Texto:
== == ==
Para a biblista Rosanna Virgili, professora de Exegese no Instituto Teológico Marchigiano da Pontifícia Universidade Lateranense, “a desmasculização comporta uma conversão, uma mudança de linguagem, de estilo, de costumes e de mentalidade, um novo rosto da Igreja que hoje surge com toda a sua urgência. Ser não apenas crentes, mas também credíveis, como dizia o juiz Livatino”. Segundo ela, “a fé de Israel funda a masculinização na circuncisão. Mas Paulo derruba essa tradição: o que importa é ser uma nova criatura”. Ou seja, nova criatura em Cristo Jesus.

Rosanna Virgili (Foto: Reprodução Mosteiro de Bose)

Formada em Filosofia pela Universidade de Urbino, em Teologia pela Pontifícia Universidade Lateranense e licenciada em Ciências Bíblicas pelo Pontifício Instituto Bíblico de Roma, Rosanna Virgili tem publicado artigos e participado de eventos que discutem não só a participação das mulheres na Igreja e no espaço público, mas busca compreender a noção de feminino a partir do exame e da interpretação do texto bíblico. 

Em 2016, Virgili foi protagonista de um debate com o teólogo italiano Vito Mancuso, professor da Universidade de Pádua. No texto que esclareceu alguns pontos da discussão, a biblista citou um trecho da obra do exegeta irlandês Jerome Murphy-O’Connor, Paolo e le donne [Paulo e as mulheres, editado pela Editora Paulinas, 2009], em diálogo com as teólogas Cettina Militello e Maria Luisa Rigato. O tema é a sentença de Paulo sobre as mulheres: “Paulo, sobre as mulheres, disse de tudo e também o contrário de tudo: ‘O juízo de Paulo sobre o lugar das mulheres na Igreja foi o campo de batalha no qual as questões eclesiais feministas foram e são objeto de confronto. A sua autoridade foi adotada tanto para reduzir as mulheres ao silêncio, quanto para promover o seu avanço no ministério’”.
== == ==
Registros da tarefa:

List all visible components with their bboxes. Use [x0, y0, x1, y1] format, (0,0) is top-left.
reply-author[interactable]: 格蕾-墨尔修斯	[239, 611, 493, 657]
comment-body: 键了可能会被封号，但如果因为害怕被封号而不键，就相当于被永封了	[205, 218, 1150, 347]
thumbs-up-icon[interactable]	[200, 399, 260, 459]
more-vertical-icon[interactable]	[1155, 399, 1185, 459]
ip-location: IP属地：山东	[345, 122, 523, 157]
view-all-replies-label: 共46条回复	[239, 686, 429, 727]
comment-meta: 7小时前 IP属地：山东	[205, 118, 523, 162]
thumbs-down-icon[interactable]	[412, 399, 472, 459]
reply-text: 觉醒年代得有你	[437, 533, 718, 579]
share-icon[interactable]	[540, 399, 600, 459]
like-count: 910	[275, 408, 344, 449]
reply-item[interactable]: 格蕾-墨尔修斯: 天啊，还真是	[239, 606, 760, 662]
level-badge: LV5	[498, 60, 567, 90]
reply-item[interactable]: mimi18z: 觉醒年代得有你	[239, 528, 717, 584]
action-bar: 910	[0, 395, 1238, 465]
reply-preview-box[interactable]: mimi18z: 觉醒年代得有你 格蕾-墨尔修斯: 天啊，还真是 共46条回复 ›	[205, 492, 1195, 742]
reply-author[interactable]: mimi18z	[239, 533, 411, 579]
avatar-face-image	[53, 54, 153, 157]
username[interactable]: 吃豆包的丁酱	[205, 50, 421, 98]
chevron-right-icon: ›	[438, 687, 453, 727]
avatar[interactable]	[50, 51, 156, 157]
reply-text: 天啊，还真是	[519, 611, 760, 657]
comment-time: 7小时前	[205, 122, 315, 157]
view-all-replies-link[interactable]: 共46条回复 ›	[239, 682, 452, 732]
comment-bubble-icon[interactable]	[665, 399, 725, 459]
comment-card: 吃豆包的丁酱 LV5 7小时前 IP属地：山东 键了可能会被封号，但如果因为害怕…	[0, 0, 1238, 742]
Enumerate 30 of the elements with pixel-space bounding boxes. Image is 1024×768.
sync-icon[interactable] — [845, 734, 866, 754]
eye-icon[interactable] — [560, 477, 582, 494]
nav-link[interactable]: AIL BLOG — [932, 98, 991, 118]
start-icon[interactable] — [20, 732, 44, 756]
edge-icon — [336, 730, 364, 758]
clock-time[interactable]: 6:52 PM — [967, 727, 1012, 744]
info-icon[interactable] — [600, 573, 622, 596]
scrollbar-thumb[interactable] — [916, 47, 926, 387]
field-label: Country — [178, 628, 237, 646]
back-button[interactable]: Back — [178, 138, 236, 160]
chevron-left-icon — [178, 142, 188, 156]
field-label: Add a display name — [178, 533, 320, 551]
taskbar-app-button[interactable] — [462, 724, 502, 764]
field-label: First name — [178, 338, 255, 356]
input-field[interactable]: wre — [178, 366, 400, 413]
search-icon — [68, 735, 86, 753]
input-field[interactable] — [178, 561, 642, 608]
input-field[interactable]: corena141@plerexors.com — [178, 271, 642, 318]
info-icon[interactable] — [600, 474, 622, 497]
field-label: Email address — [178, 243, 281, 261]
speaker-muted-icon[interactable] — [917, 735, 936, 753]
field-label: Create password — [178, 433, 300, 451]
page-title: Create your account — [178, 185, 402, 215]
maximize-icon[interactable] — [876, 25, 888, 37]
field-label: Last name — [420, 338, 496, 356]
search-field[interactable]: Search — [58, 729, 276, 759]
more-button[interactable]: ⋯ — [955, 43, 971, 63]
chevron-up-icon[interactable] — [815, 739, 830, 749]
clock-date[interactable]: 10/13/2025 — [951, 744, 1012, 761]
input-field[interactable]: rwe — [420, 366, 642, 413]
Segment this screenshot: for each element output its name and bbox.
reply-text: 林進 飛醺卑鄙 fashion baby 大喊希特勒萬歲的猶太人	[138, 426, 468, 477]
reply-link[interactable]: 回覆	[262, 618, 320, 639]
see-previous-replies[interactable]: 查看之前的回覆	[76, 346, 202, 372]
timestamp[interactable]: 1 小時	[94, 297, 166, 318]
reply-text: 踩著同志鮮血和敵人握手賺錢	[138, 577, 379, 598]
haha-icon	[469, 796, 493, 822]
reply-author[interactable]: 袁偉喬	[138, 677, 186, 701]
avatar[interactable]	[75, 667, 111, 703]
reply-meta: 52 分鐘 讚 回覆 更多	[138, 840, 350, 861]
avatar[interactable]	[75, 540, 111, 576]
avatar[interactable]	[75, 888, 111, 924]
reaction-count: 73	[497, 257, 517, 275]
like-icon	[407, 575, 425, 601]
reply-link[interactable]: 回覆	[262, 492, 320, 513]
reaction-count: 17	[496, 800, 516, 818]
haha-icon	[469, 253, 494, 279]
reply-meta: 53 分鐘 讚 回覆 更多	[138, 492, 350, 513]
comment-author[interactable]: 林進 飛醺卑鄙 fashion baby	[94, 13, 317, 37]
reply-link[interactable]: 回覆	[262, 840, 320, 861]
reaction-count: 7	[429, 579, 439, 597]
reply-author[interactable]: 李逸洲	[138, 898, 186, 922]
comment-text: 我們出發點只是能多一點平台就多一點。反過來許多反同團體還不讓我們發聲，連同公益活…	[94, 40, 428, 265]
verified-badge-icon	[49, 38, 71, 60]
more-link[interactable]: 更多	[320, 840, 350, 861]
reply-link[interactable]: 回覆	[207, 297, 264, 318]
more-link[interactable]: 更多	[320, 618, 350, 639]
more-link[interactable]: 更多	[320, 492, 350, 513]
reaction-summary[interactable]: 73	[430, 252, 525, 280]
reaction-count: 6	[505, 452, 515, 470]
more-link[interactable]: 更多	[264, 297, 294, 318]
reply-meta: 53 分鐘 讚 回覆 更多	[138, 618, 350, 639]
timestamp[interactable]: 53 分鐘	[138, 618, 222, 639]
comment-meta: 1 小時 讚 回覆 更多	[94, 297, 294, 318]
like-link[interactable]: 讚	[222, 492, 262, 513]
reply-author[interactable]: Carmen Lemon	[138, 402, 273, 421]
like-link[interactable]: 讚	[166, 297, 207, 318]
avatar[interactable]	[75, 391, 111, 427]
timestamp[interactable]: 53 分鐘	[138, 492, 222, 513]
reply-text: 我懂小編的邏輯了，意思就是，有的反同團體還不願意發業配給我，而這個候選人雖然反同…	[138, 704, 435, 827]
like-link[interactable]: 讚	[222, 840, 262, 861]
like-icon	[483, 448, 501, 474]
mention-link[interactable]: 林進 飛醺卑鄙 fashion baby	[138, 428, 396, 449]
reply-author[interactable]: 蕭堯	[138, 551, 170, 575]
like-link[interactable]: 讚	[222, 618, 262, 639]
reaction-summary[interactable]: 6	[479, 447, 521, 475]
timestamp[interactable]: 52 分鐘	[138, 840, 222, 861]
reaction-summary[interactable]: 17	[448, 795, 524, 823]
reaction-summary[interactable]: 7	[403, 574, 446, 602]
== == ==
Tarefa 1: Nos registros, do início até a linha que contém "399, 472, 459]", inclusive, substitua "bboxes" por "bounding boxes" e reproduza essas linhas sem nenhuma outra alteração.
Tarefa 2: Retome o texto sobre a biblista Rosanna Virgili e continue-o a partir do ponto em que ele termina.

Resultado 1:
List all visible components with their bounding boxes. Use [x0, y0, x1, y1] format, (0,0) is top-left.
reply-author[interactable]: 格蕾-墨尔修斯	[239, 611, 493, 657]
comment-body: 键了可能会被封号，但如果因为害怕被封号而不键，就相当于被永封了	[205, 218, 1150, 347]
thumbs-up-icon[interactable]	[200, 399, 260, 459]
more-vertical-icon[interactable]	[1155, 399, 1185, 459]
ip-location: IP属地：山东	[345, 122, 523, 157]
view-all-replies-label: 共46条回复	[239, 686, 429, 727]
comment-meta: 7小时前 IP属地：山东	[205, 118, 523, 162]
thumbs-down-icon[interactable]	[412, 399, 472, 459]

Resultado 2:
Segundo ela, a submissão das mulheres aos homens no passado, tal como visto em diferentes instâncias da sociedade, é decorrência de arbitrariedades dos sistemas religiosos no exame do texto bíblico. “Concordo plenamente com Mancuso quando ele diz que ‘a submissão feminina do passado não pode deixar de ter uma raiz também no texto bíblico’, e eu nunca sonharia em afirmar que ‘a submissão da mulher’ não foi fundamentada também sobre ele, ou, melhor, eu escrevi claramente que, muitas vezes, os textos foram arbitrariamente utilizados pelos ‘sistemas religiosos’; não há dúvida de que algo deve ter acontecido já que a ‘presença de autoridade das mulheres nas comunidades cristãs desapareceu totalmente quase de repente’”, esclarece. O ponto da crítica, no entanto, acrescenta, é o seguinte: “Eu critico, ao contrário, que Mancuso não faça a mínima menção à autocrítica que a própria Igreja Católica fez sobre esse modo de proceder em relação à Bíblia”.

Rosanna Virgili lembra que a paridade entre homem-mulher é fruto da modernidade, como exposto por Vito Mancuso no debate: "Foi a modernidade que fez evoluir a consciência ocidental à paridade homem-mulher e, portanto, que fez sentir a inaceitabilidade das expressões bíblicas, incluindo as de São Paulo". Entretanto, contrapõe Rossanna, “entre os séculos XVIII e XX, surgiram na Europa milhares de famílias religiosas femininas que se ocupavam do bem-estar social, quando os Estados ainda não sentiam em nada a responsabilidade social e não garantiam nem a saúde, nem a educação, nem o trabalho. Quanta profecia e ‘modernidade’ naquelas mulheres! E o que dizer das abadessas medievais que reivindicavam o direito à autonomia no governo das coisas espirituais e materiais? Ainda no primeiro século da era cristã, os Evangelhos se colocaram contra o poder masculino excessivo na instituição matrimonial, defendendo o direito da mulher de não ser repudiada por qualquer capricho do marido, ou de não ser apedrejada por causa de adultério (cf. Mt 19; Jo 8). Crimes contra as mulheres ainda atrozmente atuais que as Escrituras cristãs denunciam e repudiam muito fortemente há ao menos dois milênios! Por que não dizer também isso, ou, melhor, hoje, sobretudo disso?”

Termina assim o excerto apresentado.